- [SHORT TASK]
Print the listing as it stands, omitting all images.

- [RECORDS TO USE]
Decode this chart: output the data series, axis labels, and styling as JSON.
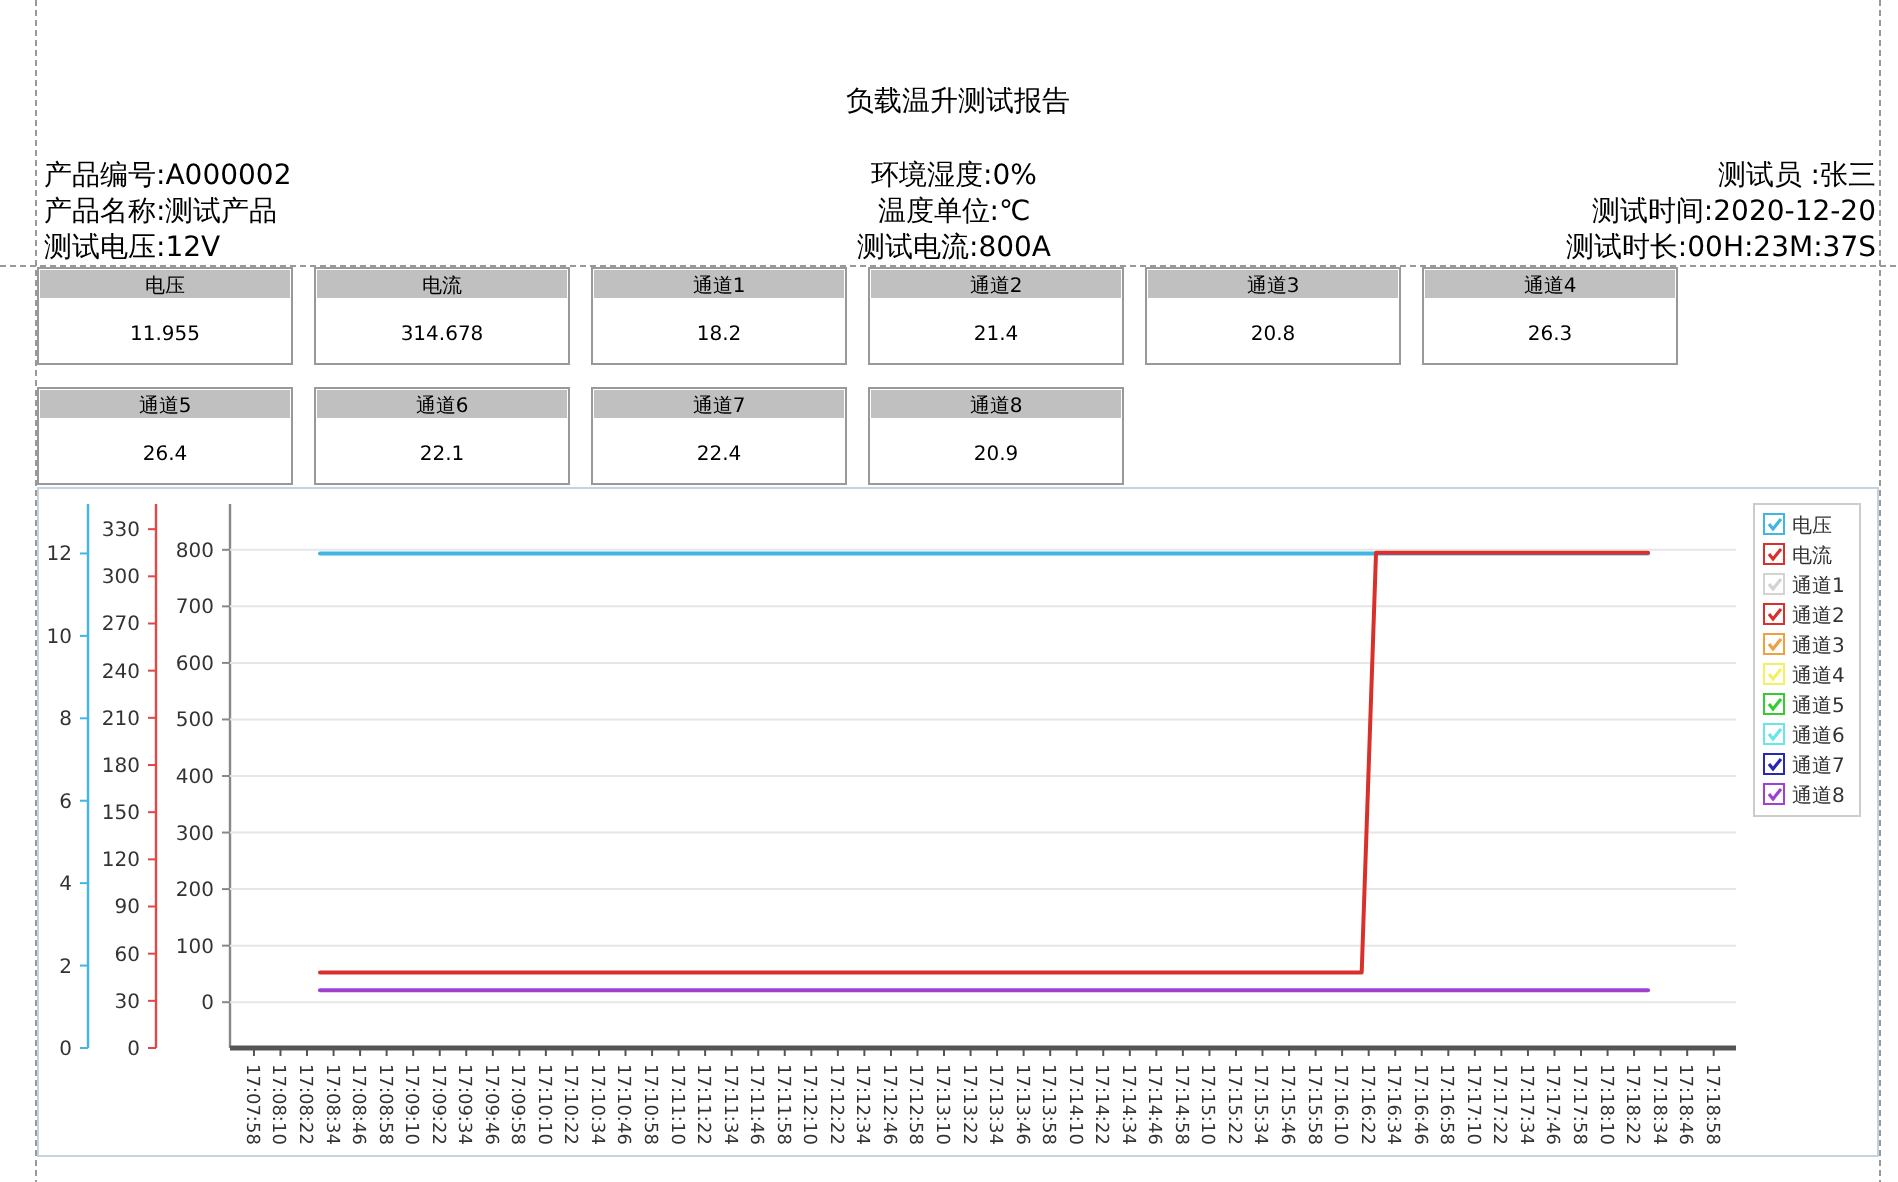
{
  "chart_data": [
    {
      "type": "other",
      "title": "负载温升测试报告",
      "annotations": [
        "产品编号:A000002",
        "环境湿度:0%",
        "测试员 :张三",
        "产品名称:测试产品",
        "温度单位:℃",
        "测试时间:2020-12-20",
        "测试电压:12V",
        "测试电流:800A",
        "测试时长:00H:23M:37S"
      ],
      "categories": [
        "电压",
        "电流",
        "通道1",
        "通道2",
        "通道3",
        "通道4",
        "通道5",
        "通道6",
        "通道7",
        "通道8"
      ],
      "values": [
        11.955,
        314.678,
        18.2,
        21.4,
        20.8,
        26.3,
        26.4,
        22.1,
        22.4,
        20.9
      ],
      "data_labels": true
    },
    {
      "type": "line",
      "legend": "top right",
      "grid": "y",
      "xlim": [
        17.12977,
        17.31891
      ],
      "xticks": [
        {
          "value": 17.13278,
          "label": "17:07:58"
        },
        {
          "value": 17.13611,
          "label": "17:08:10"
        },
        {
          "value": 17.13944,
          "label": "17:08:22"
        },
        {
          "value": 17.14278,
          "label": "17:08:34"
        },
        {
          "value": 17.14611,
          "label": "17:08:46"
        },
        {
          "value": 17.14944,
          "label": "17:08:58"
        },
        {
          "value": 17.15278,
          "label": "17:09:10"
        },
        {
          "value": 17.15611,
          "label": "17:09:22"
        },
        {
          "value": 17.15944,
          "label": "17:09:34"
        },
        {
          "value": 17.16278,
          "label": "17:09:46"
        },
        {
          "value": 17.16611,
          "label": "17:09:58"
        },
        {
          "value": 17.16944,
          "label": "17:10:10"
        },
        {
          "value": 17.17278,
          "label": "17:10:22"
        },
        {
          "value": 17.17611,
          "label": "17:10:34"
        },
        {
          "value": 17.17944,
          "label": "17:10:46"
        },
        {
          "value": 17.18278,
          "label": "17:10:58"
        },
        {
          "value": 17.18611,
          "label": "17:11:10"
        },
        {
          "value": 17.18944,
          "label": "17:11:22"
        },
        {
          "value": 17.19278,
          "label": "17:11:34"
        },
        {
          "value": 17.19611,
          "label": "17:11:46"
        },
        {
          "value": 17.19944,
          "label": "17:11:58"
        },
        {
          "value": 17.20278,
          "label": "17:12:10"
        },
        {
          "value": 17.20611,
          "label": "17:12:22"
        },
        {
          "value": 17.20944,
          "label": "17:12:34"
        },
        {
          "value": 17.21278,
          "label": "17:12:46"
        },
        {
          "value": 17.21611,
          "label": "17:12:58"
        },
        {
          "value": 17.21944,
          "label": "17:13:10"
        },
        {
          "value": 17.22278,
          "label": "17:13:22"
        },
        {
          "value": 17.22611,
          "label": "17:13:34"
        },
        {
          "value": 17.22944,
          "label": "17:13:46"
        },
        {
          "value": 17.23278,
          "label": "17:13:58"
        },
        {
          "value": 17.23611,
          "label": "17:14:10"
        },
        {
          "value": 17.23944,
          "label": "17:14:22"
        },
        {
          "value": 17.24278,
          "label": "17:14:34"
        },
        {
          "value": 17.24611,
          "label": "17:14:46"
        },
        {
          "value": 17.24944,
          "label": "17:14:58"
        },
        {
          "value": 17.25278,
          "label": "17:15:10"
        },
        {
          "value": 17.25611,
          "label": "17:15:22"
        },
        {
          "value": 17.25944,
          "label": "17:15:34"
        },
        {
          "value": 17.26278,
          "label": "17:15:46"
        },
        {
          "value": 17.26611,
          "label": "17:15:58"
        },
        {
          "value": 17.26944,
          "label": "17:16:10"
        },
        {
          "value": 17.27278,
          "label": "17:16:22"
        },
        {
          "value": 17.27611,
          "label": "17:16:34"
        },
        {
          "value": 17.27944,
          "label": "17:16:46"
        },
        {
          "value": 17.28278,
          "label": "17:16:58"
        },
        {
          "value": 17.28611,
          "label": "17:17:10"
        },
        {
          "value": 17.28944,
          "label": "17:17:22"
        },
        {
          "value": 17.29278,
          "label": "17:17:34"
        },
        {
          "value": 17.29611,
          "label": "17:17:46"
        },
        {
          "value": 17.29944,
          "label": "17:17:58"
        },
        {
          "value": 17.30278,
          "label": "17:18:10"
        },
        {
          "value": 17.30611,
          "label": "17:18:22"
        },
        {
          "value": 17.30944,
          "label": "17:18:34"
        },
        {
          "value": 17.31278,
          "label": "17:18:46"
        },
        {
          "value": 17.31611,
          "label": "17:18:58"
        }
      ],
      "ylim": [
        -81,
        881
      ],
      "yticks": [
        0,
        100,
        200,
        300,
        400,
        500,
        600,
        700,
        800
      ],
      "y2lim": [
        0,
        346
      ],
      "y2ticks": [
        0,
        30,
        60,
        90,
        120,
        150,
        180,
        210,
        240,
        270,
        300,
        330
      ],
      "y3lim": [
        0,
        13.2
      ],
      "y3ticks": [
        0,
        2,
        4,
        6,
        8,
        10,
        12
      ],
      "series": [
        {
          "name": "电压",
          "color": "#41b6e6",
          "axis": "y3",
          "x": [
            17.14107,
            17.2,
            17.30786
          ],
          "values": [
            12.0,
            12.0,
            12.0
          ]
        },
        {
          "name": "电流",
          "color": "#d9302c",
          "axis": "y2",
          "x": [
            17.14107,
            17.2719,
            17.2737,
            17.30786
          ],
          "values": [
            48,
            48,
            315,
            315
          ]
        },
        {
          "name": "通道1",
          "color": "#d3d3d3"
        },
        {
          "name": "通道2",
          "color": "#d9302c"
        },
        {
          "name": "通道3",
          "color": "#f0a040"
        },
        {
          "name": "通道4",
          "color": "#f5f060"
        },
        {
          "name": "通道5",
          "color": "#33cc33"
        },
        {
          "name": "通道6",
          "color": "#66e6ee"
        },
        {
          "name": "通道7",
          "color": "#2828b0"
        },
        {
          "name": "通道8",
          "color": "#a040d0",
          "x": [
            17.14107,
            17.30786
          ],
          "values": [
            21,
            21
          ]
        }
      ]
    }
  ]
}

- [WRITTEN RESPONSE]
Decode this chart: output the data series, axis labels, and styling as JSON.
{
  "chart_data": [
    {
      "type": "other",
      "title": "负载温升测试报告",
      "annotations": [
        "产品编号:A000002",
        "环境湿度:0%",
        "测试员 :张三",
        "产品名称:测试产品",
        "温度单位:℃",
        "测试时间:2020-12-20",
        "测试电压:12V",
        "测试电流:800A",
        "测试时长:00H:23M:37S"
      ],
      "categories": [
        "电压",
        "电流",
        "通道1",
        "通道2",
        "通道3",
        "通道4",
        "通道5",
        "通道6",
        "通道7",
        "通道8"
      ],
      "values": [
        11.955,
        314.678,
        18.2,
        21.4,
        20.8,
        26.3,
        26.4,
        22.1,
        22.4,
        20.9
      ],
      "data_labels": true
    },
    {
      "type": "line",
      "legend": "top right",
      "grid": "y",
      "xlim": [
        17.12977,
        17.31891
      ],
      "xticks": [
        {
          "value": 17.13278,
          "label": "17:07:58"
        },
        {
          "value": 17.13611,
          "label": "17:08:10"
        },
        {
          "value": 17.13944,
          "label": "17:08:22"
        },
        {
          "value": 17.14278,
          "label": "17:08:34"
        },
        {
          "value": 17.14611,
          "label": "17:08:46"
        },
        {
          "value": 17.14944,
          "label": "17:08:58"
        },
        {
          "value": 17.15278,
          "label": "17:09:10"
        },
        {
          "value": 17.15611,
          "label": "17:09:22"
        },
        {
          "value": 17.15944,
          "label": "17:09:34"
        },
        {
          "value": 17.16278,
          "label": "17:09:46"
        },
        {
          "value": 17.16611,
          "label": "17:09:58"
        },
        {
          "value": 17.16944,
          "label": "17:10:10"
        },
        {
          "value": 17.17278,
          "label": "17:10:22"
        },
        {
          "value": 17.17611,
          "label": "17:10:34"
        },
        {
          "value": 17.17944,
          "label": "17:10:46"
        },
        {
          "value": 17.18278,
          "label": "17:10:58"
        },
        {
          "value": 17.18611,
          "label": "17:11:10"
        },
        {
          "value": 17.18944,
          "label": "17:11:22"
        },
        {
          "value": 17.19278,
          "label": "17:11:34"
        },
        {
          "value": 17.19611,
          "label": "17:11:46"
        },
        {
          "value": 17.19944,
          "label": "17:11:58"
        },
        {
          "value": 17.20278,
          "label": "17:12:10"
        },
        {
          "value": 17.20611,
          "label": "17:12:22"
        },
        {
          "value": 17.20944,
          "label": "17:12:34"
        },
        {
          "value": 17.21278,
          "label": "17:12:46"
        },
        {
          "value": 17.21611,
          "label": "17:12:58"
        },
        {
          "value": 17.21944,
          "label": "17:13:10"
        },
        {
          "value": 17.22278,
          "label": "17:13:22"
        },
        {
          "value": 17.22611,
          "label": "17:13:34"
        },
        {
          "value": 17.22944,
          "label": "17:13:46"
        },
        {
          "value": 17.23278,
          "label": "17:13:58"
        },
        {
          "value": 17.23611,
          "label": "17:14:10"
        },
        {
          "value": 17.23944,
          "label": "17:14:22"
        },
        {
          "value": 17.24278,
          "label": "17:14:34"
        },
        {
          "value": 17.24611,
          "label": "17:14:46"
        },
        {
          "value": 17.24944,
          "label": "17:14:58"
        },
        {
          "value": 17.25278,
          "label": "17:15:10"
        },
        {
          "value": 17.25611,
          "label": "17:15:22"
        },
        {
          "value": 17.25944,
          "label": "17:15:34"
        },
        {
          "value": 17.26278,
          "label": "17:15:46"
        },
        {
          "value": 17.26611,
          "label": "17:15:58"
        },
        {
          "value": 17.26944,
          "label": "17:16:10"
        },
        {
          "value": 17.27278,
          "label": "17:16:22"
        },
        {
          "value": 17.27611,
          "label": "17:16:34"
        },
        {
          "value": 17.27944,
          "label": "17:16:46"
        },
        {
          "value": 17.28278,
          "label": "17:16:58"
        },
        {
          "value": 17.28611,
          "label": "17:17:10"
        },
        {
          "value": 17.28944,
          "label": "17:17:22"
        },
        {
          "value": 17.29278,
          "label": "17:17:34"
        },
        {
          "value": 17.29611,
          "label": "17:17:46"
        },
        {
          "value": 17.29944,
          "label": "17:17:58"
        },
        {
          "value": 17.30278,
          "label": "17:18:10"
        },
        {
          "value": 17.30611,
          "label": "17:18:22"
        },
        {
          "value": 17.30944,
          "label": "17:18:34"
        },
        {
          "value": 17.31278,
          "label": "17:18:46"
        },
        {
          "value": 17.31611,
          "label": "17:18:58"
        }
      ],
      "ylim": [
        -81,
        881
      ],
      "yticks": [
        0,
        100,
        200,
        300,
        400,
        500,
        600,
        700,
        800
      ],
      "y2lim": [
        0,
        346
      ],
      "y2ticks": [
        0,
        30,
        60,
        90,
        120,
        150,
        180,
        210,
        240,
        270,
        300,
        330
      ],
      "y3lim": [
        0,
        13.2
      ],
      "y3ticks": [
        0,
        2,
        4,
        6,
        8,
        10,
        12
      ],
      "series": [
        {
          "name": "电压",
          "color": "#41b6e6",
          "axis": "y3",
          "x": [
            17.14107,
            17.2,
            17.30786
          ],
          "values": [
            12.0,
            12.0,
            12.0
          ]
        },
        {
          "name": "电流",
          "color": "#d9302c",
          "axis": "y2",
          "x": [
            17.14107,
            17.2719,
            17.2737,
            17.30786
          ],
          "values": [
            48,
            48,
            315,
            315
          ]
        },
        {
          "name": "通道1",
          "color": "#d3d3d3"
        },
        {
          "name": "通道2",
          "color": "#d9302c"
        },
        {
          "name": "通道3",
          "color": "#f0a040"
        },
        {
          "name": "通道4",
          "color": "#f5f060"
        },
        {
          "name": "通道5",
          "color": "#33cc33"
        },
        {
          "name": "通道6",
          "color": "#66e6ee"
        },
        {
          "name": "通道7",
          "color": "#2828b0"
        },
        {
          "name": "通道8",
          "color": "#a040d0",
          "x": [
            17.14107,
            17.30786
          ],
          "values": [
            21,
            21
          ]
        }
      ]
    }
  ]
}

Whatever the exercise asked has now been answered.